**** Stored rows ****
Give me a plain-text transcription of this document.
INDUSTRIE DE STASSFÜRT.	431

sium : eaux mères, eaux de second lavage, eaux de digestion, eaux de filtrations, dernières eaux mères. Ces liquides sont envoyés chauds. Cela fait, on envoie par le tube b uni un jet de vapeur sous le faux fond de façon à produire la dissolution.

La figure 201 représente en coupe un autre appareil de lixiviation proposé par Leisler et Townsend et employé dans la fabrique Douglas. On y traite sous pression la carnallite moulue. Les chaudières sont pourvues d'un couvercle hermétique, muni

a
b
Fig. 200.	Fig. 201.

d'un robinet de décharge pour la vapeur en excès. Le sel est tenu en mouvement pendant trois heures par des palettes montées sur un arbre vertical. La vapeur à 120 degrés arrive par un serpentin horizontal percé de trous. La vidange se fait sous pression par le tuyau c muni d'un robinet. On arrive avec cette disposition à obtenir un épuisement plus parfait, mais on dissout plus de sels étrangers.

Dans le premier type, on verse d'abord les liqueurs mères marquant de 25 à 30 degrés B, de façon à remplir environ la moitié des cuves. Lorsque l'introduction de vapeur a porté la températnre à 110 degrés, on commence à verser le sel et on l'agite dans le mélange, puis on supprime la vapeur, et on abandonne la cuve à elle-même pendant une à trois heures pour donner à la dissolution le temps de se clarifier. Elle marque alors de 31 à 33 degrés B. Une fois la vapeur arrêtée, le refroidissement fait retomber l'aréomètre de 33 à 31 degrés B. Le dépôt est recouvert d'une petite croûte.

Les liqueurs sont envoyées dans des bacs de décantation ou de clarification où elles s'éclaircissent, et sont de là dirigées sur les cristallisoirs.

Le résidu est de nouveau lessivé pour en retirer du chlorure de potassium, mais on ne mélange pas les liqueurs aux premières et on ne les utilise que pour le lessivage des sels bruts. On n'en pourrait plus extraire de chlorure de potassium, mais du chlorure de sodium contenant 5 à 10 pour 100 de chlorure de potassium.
****
# To do:
Above are the records; copy all of them exactly.

# Response to this task:
Give me a plain-text transcription of this document.
INDUSTRIE DE STASSFÜRT.	431

sium : eaux mères, eaux de second lavage, eaux de digestion, eaux de filtrations, dernières eaux mères. Ces liquides sont envoyés chauds. Cela fait, on envoie par le tube b uni un jet de vapeur sous le faux fond de façon à produire la dissolution.

La figure 201 représente en coupe un autre appareil de lixiviation proposé par Leisler et Townsend et employé dans la fabrique Douglas. On y traite sous pression la carnallite moulue. Les chaudières sont pourvues d'un couvercle hermétique, muni

a
b
Fig. 200.	Fig. 201.

d'un robinet de décharge pour la vapeur en excès. Le sel est tenu en mouvement pendant trois heures par des palettes montées sur un arbre vertical. La vapeur à 120 degrés arrive par un serpentin horizontal percé de trous. La vidange se fait sous pression par le tuyau c muni d'un robinet. On arrive avec cette disposition à obtenir un épuisement plus parfait, mais on dissout plus de sels étrangers.

Dans le premier type, on verse d'abord les liqueurs mères marquant de 25 à 30 degrés B, de façon à remplir environ la moitié des cuves. Lorsque l'introduction de vapeur a porté la températnre à 110 degrés, on commence à verser le sel et on l'agite dans le mélange, puis on supprime la vapeur, et on abandonne la cuve à elle-même pendant une à trois heures pour donner à la dissolution le temps de se clarifier. Elle marque alors de 31 à 33 degrés B. Une fois la vapeur arrêtée, le refroidissement fait retomber l'aréomètre de 33 à 31 degrés B. Le dépôt est recouvert d'une petite croûte.

Les liqueurs sont envoyées dans des bacs de décantation ou de clarification où elles s'éclaircissent, et sont de là dirigées sur les cristallisoirs.

Le résidu est de nouveau lessivé pour en retirer du chlorure de potassium, mais on ne mélange pas les liqueurs aux premières et on ne les utilise que pour le lessivage des sels bruts. On n'en pourrait plus extraire de chlorure de potassium, mais du chlorure de sodium contenant 5 à 10 pour 100 de chlorure de potassium.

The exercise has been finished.